Do this: Quote the whole listing exactly. Leave the pictures out of your copy.
## BEGIN Information given
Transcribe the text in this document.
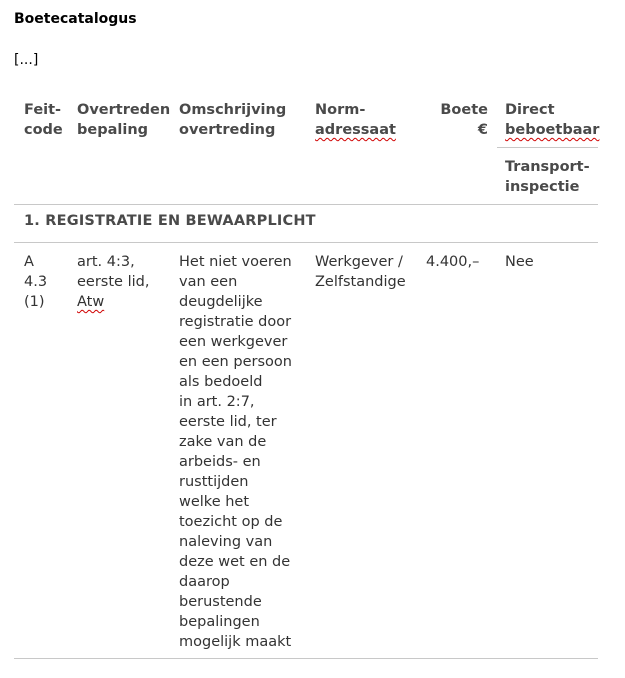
Boetecatalogus
[...]
Feit-
code
Overtreden
bepaling
Omschrijving
overtreding
Norm-
adressaat
Boete
€
Direct
beboetbaar
Transport-
inspectie
1. REGISTRATIE EN BEWAARPLICHT
A
4.3
(1)
art. 4:3,
eerste lid,
Atw
Het niet voeren
van een
deugdelijke
registratie door
een werkgever
en een persoon
als bedoeld
in art. 2:7,
eerste lid, ter
zake van de
arbeids- en
rusttijden
welke het
toezicht op de
naleving van
deze wet en de
daarop
berustende
bepalingen
mogelijk maakt
Werkgever /
Zelfstandige
4.400,– Nee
## END Information given
Task result:
Transcribe the text in this document.
Boetecatalogus
[...]
Feit-
code
Overtreden
bepaling
Omschrijving
overtreding
Norm-
adressaat
Boete
€
Direct
beboetbaar
Transport-
inspectie
1. REGISTRATIE EN BEWAARPLICHT
A
4.3
(1)
art. 4:3,
eerste lid,
Atw
Het niet voeren
van een
deugdelijke
registratie door
een werkgever
en een persoon
als bedoeld
in art. 2:7,
eerste lid, ter
zake van de
arbeids- en
rusttijden
welke het
toezicht op de
naleving van
deze wet en de
daarop
berustende
bepalingen
mogelijk maakt
Werkgever /
Zelfstandige
4.400,– Nee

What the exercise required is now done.